Problem to solve:
Every line below containing the word "that" should be found and copied.

Interface dataset entries
-*-

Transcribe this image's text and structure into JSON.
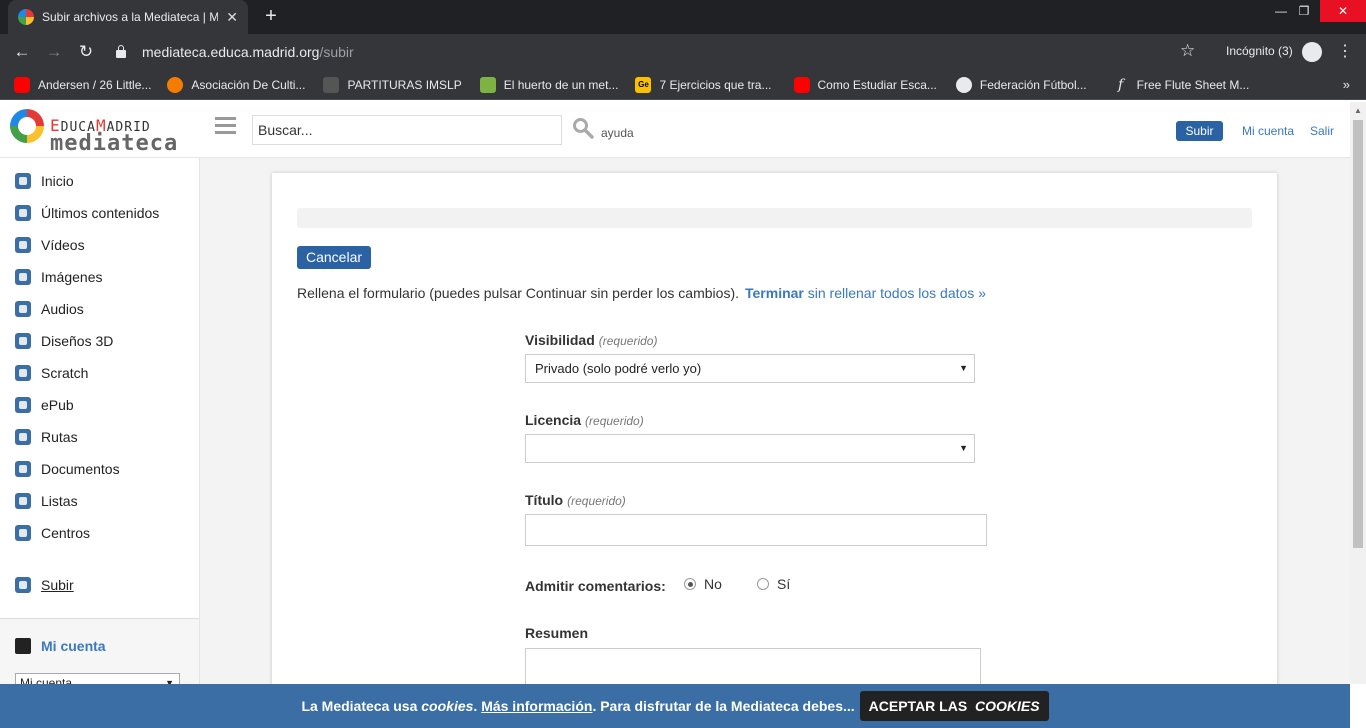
{
  "browser": {
    "tab_title": "Subir archivos a la Mediateca | M",
    "tab_close": "✕",
    "new_tab": "+",
    "url_host": "mediateca.educa.madrid.org",
    "url_path": "/subir",
    "incognito_label": "Incógnito (3)",
    "bookmarks": [
      {
        "label": "Andersen / 26 Little...",
        "icon": "youtube-icon"
      },
      {
        "label": "Asociación De Culti...",
        "icon": "orange-circle-icon"
      },
      {
        "label": "PARTITURAS IMSLP",
        "icon": "imslp-icon"
      },
      {
        "label": "El huerto de un met...",
        "icon": "leaf-icon"
      },
      {
        "label": "7 Ejercicios que tra...",
        "icon": "ge-icon"
      },
      {
        "label": "Como Estudiar Esca...",
        "icon": "youtube-icon"
      },
      {
        "label": "Federación Fútbol...",
        "icon": "globe-icon"
      },
      {
        "label": "Free Flute Sheet M...",
        "icon": "flute-icon"
      }
    ],
    "bookmarks_more": "»"
  },
  "header": {
    "logo_top_e": "E",
    "logo_top_1": "DUCA",
    "logo_top_m": "M",
    "logo_top_2": "ADRID",
    "logo_bottom": "mediateca",
    "search_placeholder": "Buscar...",
    "help": "ayuda",
    "upload_button": "Subir",
    "my_account": "Mi cuenta",
    "logout": "Salir"
  },
  "sidebar": {
    "items": [
      {
        "label": "Inicio",
        "icon": "home-icon"
      },
      {
        "label": "Últimos contenidos",
        "icon": "clock-icon"
      },
      {
        "label": "Vídeos",
        "icon": "video-icon"
      },
      {
        "label": "Imágenes",
        "icon": "camera-icon"
      },
      {
        "label": "Audios",
        "icon": "audio-icon"
      },
      {
        "label": "Diseños 3D",
        "icon": "cube-icon"
      },
      {
        "label": "Scratch",
        "icon": "scratch-icon"
      },
      {
        "label": "ePub",
        "icon": "epub-icon"
      },
      {
        "label": "Rutas",
        "icon": "flag-icon"
      },
      {
        "label": "Documentos",
        "icon": "document-icon"
      },
      {
        "label": "Listas",
        "icon": "list-icon"
      },
      {
        "label": "Centros",
        "icon": "building-icon"
      }
    ],
    "upload": "Subir",
    "account_title": "Mi cuenta",
    "account_select": "Mi cuenta"
  },
  "form": {
    "cancel": "Cancelar",
    "intro": "Rellena el formulario (puedes pulsar Continuar sin perder los cambios).",
    "finish_bold": "Terminar",
    "finish_rest": " sin rellenar todos los datos »",
    "required": "(requerido)",
    "visibility_label": "Visibilidad",
    "visibility_value": "Privado (solo podré verlo yo)",
    "license_label": "Licencia",
    "license_value": "",
    "title_label": "Título",
    "comments_label": "Admitir comentarios:",
    "comments_no": "No",
    "comments_yes": "Sí",
    "comments_selected": "No",
    "summary_label": "Resumen"
  },
  "cookie_banner": {
    "text_1": "La Mediateca usa ",
    "text_cookies": "cookies",
    "text_2": ". ",
    "more_info": "Más información",
    "text_3": ". Para disfrutar de la Mediateca debes...",
    "accept_1": "ACEPTAR LAS ",
    "accept_cookies": "COOKIES"
  },
  "colors": {
    "primary": "#2a62a4",
    "link": "#3a78bf",
    "banner": "#3a6ea5"
  }
}
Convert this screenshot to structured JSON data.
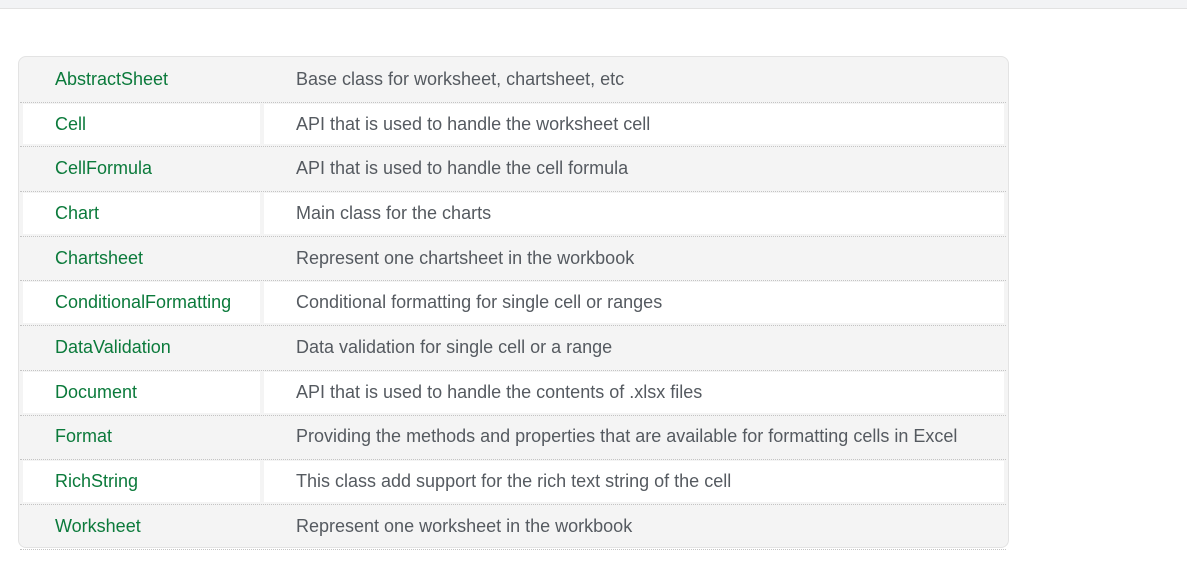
{
  "classes": [
    {
      "name": "AbstractSheet",
      "description": "Base class for worksheet, chartsheet, etc"
    },
    {
      "name": "Cell",
      "description": "API that is used to handle the worksheet cell"
    },
    {
      "name": "CellFormula",
      "description": "API that is used to handle the cell formula"
    },
    {
      "name": "Chart",
      "description": "Main class for the charts"
    },
    {
      "name": "Chartsheet",
      "description": "Represent one chartsheet in the workbook"
    },
    {
      "name": "ConditionalFormatting",
      "description": "Conditional formatting for single cell or ranges"
    },
    {
      "name": "DataValidation",
      "description": "Data validation for single cell or a range"
    },
    {
      "name": "Document",
      "description": "API that is used to handle the contents of .xlsx files"
    },
    {
      "name": "Format",
      "description": "Providing the methods and properties that are available for formatting cells in Excel"
    },
    {
      "name": "RichString",
      "description": "This class add support for the rich text string of the cell"
    },
    {
      "name": "Worksheet",
      "description": "Represent one worksheet in the workbook"
    }
  ],
  "colors": {
    "link": "#0b7a3b",
    "text": "#555a60",
    "stripe": "#f4f4f4"
  }
}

-*-

Solution for this exercise:
      "description": "API that is used to handle the worksheet cell"
      "description": "API that is used to handle the cell formula"
      "description": "API that is used to handle the contents of .xlsx files"
      "description": "Providing the methods and properties that are available for formatting cells in Excel"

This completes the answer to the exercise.